TEXT SECTION ▸
= = = = = = =

You should not care, and it depends a lot upon the optimization flags and the compiler.
A variable could stay entirely in a processor register, and then it does not consume memory (and sometimes it does not appear in the generated machine code, because the compiler figured out that it is useless). But read about the call stack and call frames and register allocation. Of course, a common sense rule is to avoid huge call frames (e.g. avoid declaring very large automatic variables such as double hugelocalarr[1000000];). A reasonable call frame should (in general) be at most a kilobyte or a few of them (often, the total call stack should not exceed a megabyte or a few of them, and you need to think about recursive functions or deeply nested calls).
In practice, if you compile with GCC, look into the command options such as -Wstack-usage=X (use it with various optimization flags, such as -O1 or -O2 ...) etc... You'll get warnings about functions using a lot of stack (more than X bytes).
Be also aware of tail calls. Recent compilers are sometimes able to cleverly optimize them. And think also of inline expansion. Compilers are able to do that when optimizing (even without any inline keyword).
Read the C is not a low-level language paper by David Chisnall.

How to undeclare (delete) variable in C?

Like we do with macros:
#undef SOMEMACRO
Can we also undeclare or delete the variables in C, so that we can save a lot of memory?
I know about malloc() and free(), but I want to delete the variables completely so that if I use printf("%d", a); I should get error
test.c:4:14: error: ‘a’ undeclared (first use in this function)
No, but you can create small minimum scopes to achieve this since all scope local variables are destroyed when the scope is exit. Something like this:
void foo() {
// some codes
// ...
{ // create an extra minimum scope where a is needed
int a;
}
// a doesn't exist here
}
It's not a direct answer to the question, but it might bring some order and understanding on why this question has no proper answer and why "deleting" variables is impossible in C.
Point #1 What are variables?
Variables are a way for a programmer to assign a name to a memory space. This is important, because this means that a variable doesn't have to occupy any actual space! As long as the compiler has a way to keep track of the memory in question, a defined variable could be translated in many ways to occupy no space at all.

= = = = = = =

STATED TASK 1 ▸
Copy out the records line for line, everything from the first line down to the line containing "day-weekday: вс [1706, 723, 1726, 740]", with both of those lines included.

= = = = = = =

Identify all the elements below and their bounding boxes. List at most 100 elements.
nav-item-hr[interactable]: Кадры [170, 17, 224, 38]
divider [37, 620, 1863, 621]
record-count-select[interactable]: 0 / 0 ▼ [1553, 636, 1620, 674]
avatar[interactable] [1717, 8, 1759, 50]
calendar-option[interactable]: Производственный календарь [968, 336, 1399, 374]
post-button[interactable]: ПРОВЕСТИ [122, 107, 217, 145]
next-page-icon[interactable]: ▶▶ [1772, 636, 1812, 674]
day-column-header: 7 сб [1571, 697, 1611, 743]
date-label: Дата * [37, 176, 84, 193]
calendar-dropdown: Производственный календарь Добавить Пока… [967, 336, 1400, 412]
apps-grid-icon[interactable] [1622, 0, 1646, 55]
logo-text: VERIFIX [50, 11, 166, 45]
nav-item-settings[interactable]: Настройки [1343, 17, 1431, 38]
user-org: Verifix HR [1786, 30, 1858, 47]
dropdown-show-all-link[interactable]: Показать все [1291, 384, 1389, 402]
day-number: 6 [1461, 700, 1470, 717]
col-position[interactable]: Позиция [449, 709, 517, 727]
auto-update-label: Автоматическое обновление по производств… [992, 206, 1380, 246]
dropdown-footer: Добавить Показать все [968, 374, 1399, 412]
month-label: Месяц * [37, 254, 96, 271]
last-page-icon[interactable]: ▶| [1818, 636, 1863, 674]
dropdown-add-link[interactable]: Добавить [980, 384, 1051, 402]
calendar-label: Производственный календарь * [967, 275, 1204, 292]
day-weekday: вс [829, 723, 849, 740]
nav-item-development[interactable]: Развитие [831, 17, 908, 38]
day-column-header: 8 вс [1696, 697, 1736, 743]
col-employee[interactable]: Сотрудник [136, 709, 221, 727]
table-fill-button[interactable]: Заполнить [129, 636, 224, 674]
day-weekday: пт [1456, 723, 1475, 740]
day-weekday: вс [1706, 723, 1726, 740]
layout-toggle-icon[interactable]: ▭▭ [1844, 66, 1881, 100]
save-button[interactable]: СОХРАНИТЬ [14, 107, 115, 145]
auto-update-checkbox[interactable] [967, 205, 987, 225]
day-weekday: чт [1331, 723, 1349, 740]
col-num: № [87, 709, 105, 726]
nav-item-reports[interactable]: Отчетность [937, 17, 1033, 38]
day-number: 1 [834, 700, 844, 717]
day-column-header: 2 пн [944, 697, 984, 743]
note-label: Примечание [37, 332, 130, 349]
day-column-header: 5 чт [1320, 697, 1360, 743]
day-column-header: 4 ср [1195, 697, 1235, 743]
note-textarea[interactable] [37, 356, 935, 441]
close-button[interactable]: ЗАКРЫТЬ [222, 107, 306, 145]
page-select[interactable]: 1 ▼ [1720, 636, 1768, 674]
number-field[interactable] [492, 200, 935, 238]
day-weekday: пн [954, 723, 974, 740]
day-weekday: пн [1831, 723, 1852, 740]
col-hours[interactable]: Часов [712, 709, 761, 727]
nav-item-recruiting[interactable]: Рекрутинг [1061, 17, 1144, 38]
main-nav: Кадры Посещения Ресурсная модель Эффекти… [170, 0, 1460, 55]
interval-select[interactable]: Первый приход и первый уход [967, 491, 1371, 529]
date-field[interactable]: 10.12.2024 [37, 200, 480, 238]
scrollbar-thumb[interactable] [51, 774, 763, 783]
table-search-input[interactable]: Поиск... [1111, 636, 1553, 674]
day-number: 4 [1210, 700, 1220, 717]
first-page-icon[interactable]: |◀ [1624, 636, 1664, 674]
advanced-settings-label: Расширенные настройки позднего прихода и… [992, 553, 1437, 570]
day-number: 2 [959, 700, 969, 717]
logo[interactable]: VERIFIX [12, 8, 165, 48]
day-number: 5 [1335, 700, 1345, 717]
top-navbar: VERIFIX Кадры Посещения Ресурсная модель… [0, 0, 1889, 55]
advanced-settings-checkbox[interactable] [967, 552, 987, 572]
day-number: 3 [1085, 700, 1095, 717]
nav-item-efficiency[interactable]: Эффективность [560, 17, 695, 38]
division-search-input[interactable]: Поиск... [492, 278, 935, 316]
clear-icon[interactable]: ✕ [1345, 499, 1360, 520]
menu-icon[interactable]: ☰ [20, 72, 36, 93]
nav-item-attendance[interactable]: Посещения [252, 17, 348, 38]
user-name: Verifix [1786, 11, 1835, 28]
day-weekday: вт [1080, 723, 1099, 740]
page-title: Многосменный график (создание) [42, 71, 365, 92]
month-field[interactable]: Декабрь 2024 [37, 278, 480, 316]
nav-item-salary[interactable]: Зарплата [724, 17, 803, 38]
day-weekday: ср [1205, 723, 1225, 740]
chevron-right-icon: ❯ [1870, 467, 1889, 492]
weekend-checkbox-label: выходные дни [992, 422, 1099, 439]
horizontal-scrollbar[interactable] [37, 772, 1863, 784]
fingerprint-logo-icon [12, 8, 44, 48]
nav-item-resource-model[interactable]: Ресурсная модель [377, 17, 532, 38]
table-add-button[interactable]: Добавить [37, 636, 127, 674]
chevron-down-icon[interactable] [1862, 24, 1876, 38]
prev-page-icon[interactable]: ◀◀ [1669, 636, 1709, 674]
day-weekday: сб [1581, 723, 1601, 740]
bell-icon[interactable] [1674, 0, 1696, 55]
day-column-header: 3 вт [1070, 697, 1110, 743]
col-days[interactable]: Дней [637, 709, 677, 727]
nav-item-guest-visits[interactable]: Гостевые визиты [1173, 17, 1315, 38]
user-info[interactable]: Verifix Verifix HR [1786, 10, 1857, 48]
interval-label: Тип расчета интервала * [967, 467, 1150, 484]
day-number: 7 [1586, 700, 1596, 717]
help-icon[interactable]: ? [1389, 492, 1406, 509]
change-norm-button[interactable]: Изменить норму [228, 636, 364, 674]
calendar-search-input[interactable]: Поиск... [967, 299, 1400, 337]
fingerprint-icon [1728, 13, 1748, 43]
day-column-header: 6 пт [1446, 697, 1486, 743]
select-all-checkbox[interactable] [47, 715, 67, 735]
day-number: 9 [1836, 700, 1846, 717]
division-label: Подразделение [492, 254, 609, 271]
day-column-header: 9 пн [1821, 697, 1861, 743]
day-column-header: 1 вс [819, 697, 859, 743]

= = = = = = =

STATED TASK 2 ▸
List every GCC command option named in the text on undeclaring variables in C.

WORKED ANSWER 1 ▸
Identify all the elements below and their bounding boxes. List at most 100 elements.
nav-item-hr[interactable]: Кадры [170, 17, 224, 38]
divider [37, 620, 1863, 621]
record-count-select[interactable]: 0 / 0 ▼ [1553, 636, 1620, 674]
avatar[interactable] [1717, 8, 1759, 50]
calendar-option[interactable]: Производственный календарь [968, 336, 1399, 374]
post-button[interactable]: ПРОВЕСТИ [122, 107, 217, 145]
next-page-icon[interactable]: ▶▶ [1772, 636, 1812, 674]
day-column-header: 7 сб [1571, 697, 1611, 743]
date-label: Дата * [37, 176, 84, 193]
calendar-dropdown: Производственный календарь Добавить Пока… [967, 336, 1400, 412]
apps-grid-icon[interactable] [1622, 0, 1646, 55]
logo-text: VERIFIX [50, 11, 166, 45]
nav-item-settings[interactable]: Настройки [1343, 17, 1431, 38]
user-org: Verifix HR [1786, 30, 1858, 47]
dropdown-show-all-link[interactable]: Показать все [1291, 384, 1389, 402]
day-number: 6 [1461, 700, 1470, 717]
col-position[interactable]: Позиция [449, 709, 517, 727]
auto-update-label: Автоматическое обновление по производств… [992, 206, 1380, 246]
dropdown-footer: Добавить Показать все [968, 374, 1399, 412]
month-label: Месяц * [37, 254, 96, 271]
last-page-icon[interactable]: ▶| [1818, 636, 1863, 674]
dropdown-add-link[interactable]: Добавить [980, 384, 1051, 402]
calendar-label: Производственный календарь * [967, 275, 1204, 292]
day-weekday: вс [829, 723, 849, 740]
nav-item-development[interactable]: Развитие [831, 17, 908, 38]
day-column-header: 8 вс [1696, 697, 1736, 743]
col-employee[interactable]: Сотрудник [136, 709, 221, 727]
table-fill-button[interactable]: Заполнить [129, 636, 224, 674]
day-weekday: пт [1456, 723, 1475, 740]
day-weekday: вс [1706, 723, 1726, 740]

WORKED ANSWER 2 ▸
-Wstack-usage=X
-O1
-O2